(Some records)
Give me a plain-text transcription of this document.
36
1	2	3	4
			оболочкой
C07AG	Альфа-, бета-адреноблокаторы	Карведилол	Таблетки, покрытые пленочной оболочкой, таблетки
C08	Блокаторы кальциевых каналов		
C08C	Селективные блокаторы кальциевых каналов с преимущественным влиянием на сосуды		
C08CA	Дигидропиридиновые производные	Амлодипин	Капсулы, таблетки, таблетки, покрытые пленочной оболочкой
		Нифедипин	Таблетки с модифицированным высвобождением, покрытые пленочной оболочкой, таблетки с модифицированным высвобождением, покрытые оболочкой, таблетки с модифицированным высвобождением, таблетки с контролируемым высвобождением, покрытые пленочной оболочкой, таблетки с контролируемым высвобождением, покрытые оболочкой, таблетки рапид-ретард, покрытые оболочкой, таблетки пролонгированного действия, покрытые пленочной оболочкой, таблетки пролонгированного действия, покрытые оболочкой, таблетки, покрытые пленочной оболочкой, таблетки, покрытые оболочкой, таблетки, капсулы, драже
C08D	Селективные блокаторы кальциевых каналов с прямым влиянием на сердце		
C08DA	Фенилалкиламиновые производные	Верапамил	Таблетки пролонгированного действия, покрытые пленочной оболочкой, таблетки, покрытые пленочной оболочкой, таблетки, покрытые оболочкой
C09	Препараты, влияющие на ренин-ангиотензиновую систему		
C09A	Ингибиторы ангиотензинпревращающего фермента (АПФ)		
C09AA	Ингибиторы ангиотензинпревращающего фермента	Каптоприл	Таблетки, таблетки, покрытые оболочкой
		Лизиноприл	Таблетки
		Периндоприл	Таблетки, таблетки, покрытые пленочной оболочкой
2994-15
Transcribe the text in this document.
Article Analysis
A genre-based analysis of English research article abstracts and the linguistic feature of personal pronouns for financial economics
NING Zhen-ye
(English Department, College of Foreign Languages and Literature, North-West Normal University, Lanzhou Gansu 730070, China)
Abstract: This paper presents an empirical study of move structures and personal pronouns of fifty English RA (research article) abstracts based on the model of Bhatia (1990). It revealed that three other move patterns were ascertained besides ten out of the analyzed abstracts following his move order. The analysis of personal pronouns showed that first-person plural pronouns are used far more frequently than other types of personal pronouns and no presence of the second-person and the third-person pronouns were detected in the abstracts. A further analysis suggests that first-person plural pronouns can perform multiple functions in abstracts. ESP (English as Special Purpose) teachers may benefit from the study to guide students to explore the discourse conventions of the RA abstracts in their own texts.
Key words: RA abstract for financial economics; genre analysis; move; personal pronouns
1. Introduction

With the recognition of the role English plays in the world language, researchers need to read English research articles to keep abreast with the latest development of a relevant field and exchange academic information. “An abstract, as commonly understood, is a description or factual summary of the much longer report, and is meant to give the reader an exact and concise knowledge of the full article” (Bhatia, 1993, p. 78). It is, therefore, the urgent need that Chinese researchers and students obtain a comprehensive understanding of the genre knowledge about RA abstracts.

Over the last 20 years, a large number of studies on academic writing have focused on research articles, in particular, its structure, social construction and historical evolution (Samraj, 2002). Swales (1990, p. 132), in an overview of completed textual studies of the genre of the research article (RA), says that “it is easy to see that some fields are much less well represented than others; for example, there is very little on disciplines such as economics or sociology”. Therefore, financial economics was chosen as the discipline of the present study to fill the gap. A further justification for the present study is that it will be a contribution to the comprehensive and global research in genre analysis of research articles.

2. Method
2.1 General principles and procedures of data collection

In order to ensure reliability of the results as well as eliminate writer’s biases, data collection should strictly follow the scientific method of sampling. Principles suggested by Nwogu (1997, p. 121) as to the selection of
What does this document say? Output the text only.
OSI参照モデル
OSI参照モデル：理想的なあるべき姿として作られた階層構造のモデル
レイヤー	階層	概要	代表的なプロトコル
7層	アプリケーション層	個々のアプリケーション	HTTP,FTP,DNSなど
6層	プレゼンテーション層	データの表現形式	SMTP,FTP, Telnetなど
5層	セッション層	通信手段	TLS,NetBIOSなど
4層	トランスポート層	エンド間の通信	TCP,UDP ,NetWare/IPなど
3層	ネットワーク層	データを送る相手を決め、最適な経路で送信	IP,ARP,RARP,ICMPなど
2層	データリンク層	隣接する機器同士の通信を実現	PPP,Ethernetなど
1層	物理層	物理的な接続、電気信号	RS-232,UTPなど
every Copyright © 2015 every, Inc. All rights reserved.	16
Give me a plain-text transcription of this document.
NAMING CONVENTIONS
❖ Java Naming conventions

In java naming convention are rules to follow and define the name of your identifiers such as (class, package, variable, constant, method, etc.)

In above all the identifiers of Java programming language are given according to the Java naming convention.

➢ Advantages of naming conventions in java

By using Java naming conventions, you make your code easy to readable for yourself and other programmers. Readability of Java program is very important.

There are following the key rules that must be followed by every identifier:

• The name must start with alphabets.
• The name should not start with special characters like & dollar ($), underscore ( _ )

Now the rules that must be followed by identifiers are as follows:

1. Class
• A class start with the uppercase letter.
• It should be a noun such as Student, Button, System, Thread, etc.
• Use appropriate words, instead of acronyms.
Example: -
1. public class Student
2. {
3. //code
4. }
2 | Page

## Goal:
Scan the material and collect every line that contains "must".

## Result of the exercise:
There are following the key rules that must be followed by every identifier:
• The name must start with alphabets.
Now the rules that must be followed by identifiers are as follows:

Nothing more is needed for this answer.